EXCERPTED TEXT:
--------

The Health Information and Quality Authority (Hiqa) has denied it has let down people in Limerick and surrounding areas in its regulation of University Hospital Limerick while before the Oireachtas Health Committee on Wednesday.
It also said closure of nursing homes was a last resort, saying the only home which lost its registration this year followed the owners not carrying out promised financial reforms.
The health watchdog was discussing standards and regulation for hospitals, nursing homes and other areas.
Senator Martin Conway said with more than 100 patients counted on trolleys almost every day in UHL now, “[patients)] feel the whole system has let them down, including Hiqa”.
He asked for examples of what Hiqa had done to “assist in resolving the serous situation that exists in Limerick hospital”.
Chief executive Angela Fitzgerald said it had highlighted the impact of overcrowding on patients there.
“We know and we have called out very clearly in our first report we did on Limerick, that they failed to comply on all of the standards that we looked at,” she said.

--------

QUESTIONS ON THE MATERIAL:
• A. Answer these questions from the Hiqa article:
(i) Which hospital's regulation did Hiqa deny had let down people in Limerick?
(ii) What did the owners of the one nursing home that lost its registration this year fail to do?
(iii) Who is Hiqa's chief executive?
• B. Continue the article on Hiqa's appearance before the Oireachtas Health Committee from its last sentence.

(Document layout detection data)
--------

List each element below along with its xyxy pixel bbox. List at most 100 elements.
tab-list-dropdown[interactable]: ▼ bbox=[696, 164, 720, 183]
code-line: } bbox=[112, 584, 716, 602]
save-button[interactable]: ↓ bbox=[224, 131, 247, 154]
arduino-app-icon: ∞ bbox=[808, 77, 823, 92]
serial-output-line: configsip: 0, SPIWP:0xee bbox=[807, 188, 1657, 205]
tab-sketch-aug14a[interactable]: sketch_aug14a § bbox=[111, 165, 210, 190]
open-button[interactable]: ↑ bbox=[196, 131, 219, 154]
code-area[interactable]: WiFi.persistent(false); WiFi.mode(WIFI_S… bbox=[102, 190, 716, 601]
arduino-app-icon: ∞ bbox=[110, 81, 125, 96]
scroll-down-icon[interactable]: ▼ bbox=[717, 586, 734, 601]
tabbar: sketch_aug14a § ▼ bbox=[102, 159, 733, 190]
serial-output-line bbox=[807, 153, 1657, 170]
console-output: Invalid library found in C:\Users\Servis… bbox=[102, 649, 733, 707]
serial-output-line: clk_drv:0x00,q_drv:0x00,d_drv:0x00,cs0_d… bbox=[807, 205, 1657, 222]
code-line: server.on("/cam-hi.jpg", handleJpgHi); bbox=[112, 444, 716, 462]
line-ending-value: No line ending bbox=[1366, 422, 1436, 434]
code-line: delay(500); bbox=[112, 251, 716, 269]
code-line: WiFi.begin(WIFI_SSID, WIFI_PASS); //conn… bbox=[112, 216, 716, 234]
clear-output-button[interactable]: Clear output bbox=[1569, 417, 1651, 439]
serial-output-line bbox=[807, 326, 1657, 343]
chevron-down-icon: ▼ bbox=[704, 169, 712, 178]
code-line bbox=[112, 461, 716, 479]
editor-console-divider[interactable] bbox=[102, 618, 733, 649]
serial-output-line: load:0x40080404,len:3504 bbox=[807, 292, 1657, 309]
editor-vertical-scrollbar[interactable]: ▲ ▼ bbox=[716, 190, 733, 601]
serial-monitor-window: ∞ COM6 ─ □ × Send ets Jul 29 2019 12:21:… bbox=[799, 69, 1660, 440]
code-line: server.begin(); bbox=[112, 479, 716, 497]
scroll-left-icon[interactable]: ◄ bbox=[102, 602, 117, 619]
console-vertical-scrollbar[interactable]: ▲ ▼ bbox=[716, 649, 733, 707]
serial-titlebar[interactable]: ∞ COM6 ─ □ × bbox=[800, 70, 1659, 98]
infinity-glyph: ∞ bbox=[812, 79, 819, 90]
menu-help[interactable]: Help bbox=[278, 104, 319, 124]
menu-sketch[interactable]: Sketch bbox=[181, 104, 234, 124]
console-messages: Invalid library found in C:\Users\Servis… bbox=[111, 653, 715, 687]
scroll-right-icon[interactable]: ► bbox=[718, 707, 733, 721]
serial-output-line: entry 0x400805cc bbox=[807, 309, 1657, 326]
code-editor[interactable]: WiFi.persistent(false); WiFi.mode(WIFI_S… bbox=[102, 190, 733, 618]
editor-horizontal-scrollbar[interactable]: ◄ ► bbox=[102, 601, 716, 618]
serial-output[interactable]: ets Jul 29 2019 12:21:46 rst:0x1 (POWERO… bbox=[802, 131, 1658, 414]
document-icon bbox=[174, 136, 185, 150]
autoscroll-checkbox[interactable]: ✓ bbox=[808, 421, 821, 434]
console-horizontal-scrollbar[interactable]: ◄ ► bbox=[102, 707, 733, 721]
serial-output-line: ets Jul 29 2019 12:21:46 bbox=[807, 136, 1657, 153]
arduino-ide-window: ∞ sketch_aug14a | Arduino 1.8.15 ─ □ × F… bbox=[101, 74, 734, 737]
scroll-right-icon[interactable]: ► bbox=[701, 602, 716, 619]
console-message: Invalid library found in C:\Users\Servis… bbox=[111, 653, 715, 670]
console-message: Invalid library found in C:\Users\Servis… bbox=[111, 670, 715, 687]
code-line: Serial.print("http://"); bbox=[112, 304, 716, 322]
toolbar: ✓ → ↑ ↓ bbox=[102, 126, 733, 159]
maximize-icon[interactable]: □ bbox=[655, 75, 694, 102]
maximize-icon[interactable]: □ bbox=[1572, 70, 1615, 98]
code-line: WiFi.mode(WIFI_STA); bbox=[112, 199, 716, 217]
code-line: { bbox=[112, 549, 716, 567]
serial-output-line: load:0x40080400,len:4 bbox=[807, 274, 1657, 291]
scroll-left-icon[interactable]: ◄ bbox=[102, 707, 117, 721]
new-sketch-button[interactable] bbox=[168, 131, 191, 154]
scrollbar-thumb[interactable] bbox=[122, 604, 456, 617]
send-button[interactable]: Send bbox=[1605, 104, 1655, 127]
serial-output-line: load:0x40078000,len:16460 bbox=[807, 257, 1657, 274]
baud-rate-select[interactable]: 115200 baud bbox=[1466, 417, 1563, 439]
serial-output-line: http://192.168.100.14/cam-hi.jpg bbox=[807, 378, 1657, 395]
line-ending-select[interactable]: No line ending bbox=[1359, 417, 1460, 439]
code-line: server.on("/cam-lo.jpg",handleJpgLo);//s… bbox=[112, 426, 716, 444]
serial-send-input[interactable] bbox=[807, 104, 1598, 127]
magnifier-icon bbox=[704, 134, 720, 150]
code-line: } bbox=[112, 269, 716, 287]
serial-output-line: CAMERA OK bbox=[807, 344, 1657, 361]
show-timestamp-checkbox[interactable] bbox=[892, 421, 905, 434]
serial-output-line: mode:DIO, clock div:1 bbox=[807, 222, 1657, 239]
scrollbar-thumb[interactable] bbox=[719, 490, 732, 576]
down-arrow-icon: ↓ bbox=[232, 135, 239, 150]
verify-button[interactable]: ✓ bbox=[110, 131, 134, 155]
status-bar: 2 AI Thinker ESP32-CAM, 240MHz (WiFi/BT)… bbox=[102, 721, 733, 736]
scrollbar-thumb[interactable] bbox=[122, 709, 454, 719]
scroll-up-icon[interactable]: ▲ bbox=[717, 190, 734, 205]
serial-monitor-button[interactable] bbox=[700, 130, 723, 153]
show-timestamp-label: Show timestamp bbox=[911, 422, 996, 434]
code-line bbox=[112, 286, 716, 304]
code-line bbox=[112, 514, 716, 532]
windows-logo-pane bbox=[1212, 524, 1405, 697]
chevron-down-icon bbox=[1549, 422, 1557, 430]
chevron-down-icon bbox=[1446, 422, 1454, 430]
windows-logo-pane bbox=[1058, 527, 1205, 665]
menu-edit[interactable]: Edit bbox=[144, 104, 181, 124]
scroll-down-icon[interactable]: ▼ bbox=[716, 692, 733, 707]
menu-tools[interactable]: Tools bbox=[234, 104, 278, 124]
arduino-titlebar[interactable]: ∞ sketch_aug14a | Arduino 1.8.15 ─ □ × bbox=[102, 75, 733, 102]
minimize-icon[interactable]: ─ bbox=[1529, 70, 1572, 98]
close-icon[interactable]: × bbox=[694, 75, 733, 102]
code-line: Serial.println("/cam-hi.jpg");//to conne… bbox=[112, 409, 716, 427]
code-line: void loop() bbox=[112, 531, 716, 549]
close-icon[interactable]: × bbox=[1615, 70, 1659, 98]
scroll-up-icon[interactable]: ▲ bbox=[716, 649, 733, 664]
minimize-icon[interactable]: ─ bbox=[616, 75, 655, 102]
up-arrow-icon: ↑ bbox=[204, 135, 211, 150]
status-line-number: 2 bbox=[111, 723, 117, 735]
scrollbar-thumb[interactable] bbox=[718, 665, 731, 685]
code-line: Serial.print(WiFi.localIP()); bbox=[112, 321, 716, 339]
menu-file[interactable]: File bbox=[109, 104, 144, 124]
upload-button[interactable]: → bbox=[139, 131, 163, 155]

--------

RESPONSES:
• A.
(i) University Hospital Limerick
(ii) They did not carry out promised financial reforms.
(iii) Angela Fitzgerald

• B.
She said the negative impact on patients should be separated from the hard work being done by ED staff.
“It is one of the busiest emergency departments and it has the smallest bed-base of the Model 4 hospitals relative to its size,” she said.
“The requirement for the 96 beds which are now going in is welcome, but it is very clear that is not sufficient. And we have been strong in advocating for a second group of beds to go in there.”
Ms Fitzgerald added: “Managing the beds effectively is the second piece” in addressing this. She highlighted shortages in community services as “also central” to resolving these issues.
Overall Ms Fitzgerald said: “A number of hospital emergency departments are failing to meet the requirements of the national standards because they remain overcrowded.”
They previously highlighted University Hospital Waterford as a site where the situation had improved.
Ms Fitzgerald told the committee: “Some hospitals are further ahead in addressing this overcrowding problem in emergency departments, even where they have had problems in the past.”
Committee chair Seán Crowe noted in recently published inspection reports of a number of homes Hiqa had found financial concerns for residents.
Carol Grogan, chief inspector of Social Services, said it removed registration from one home this year.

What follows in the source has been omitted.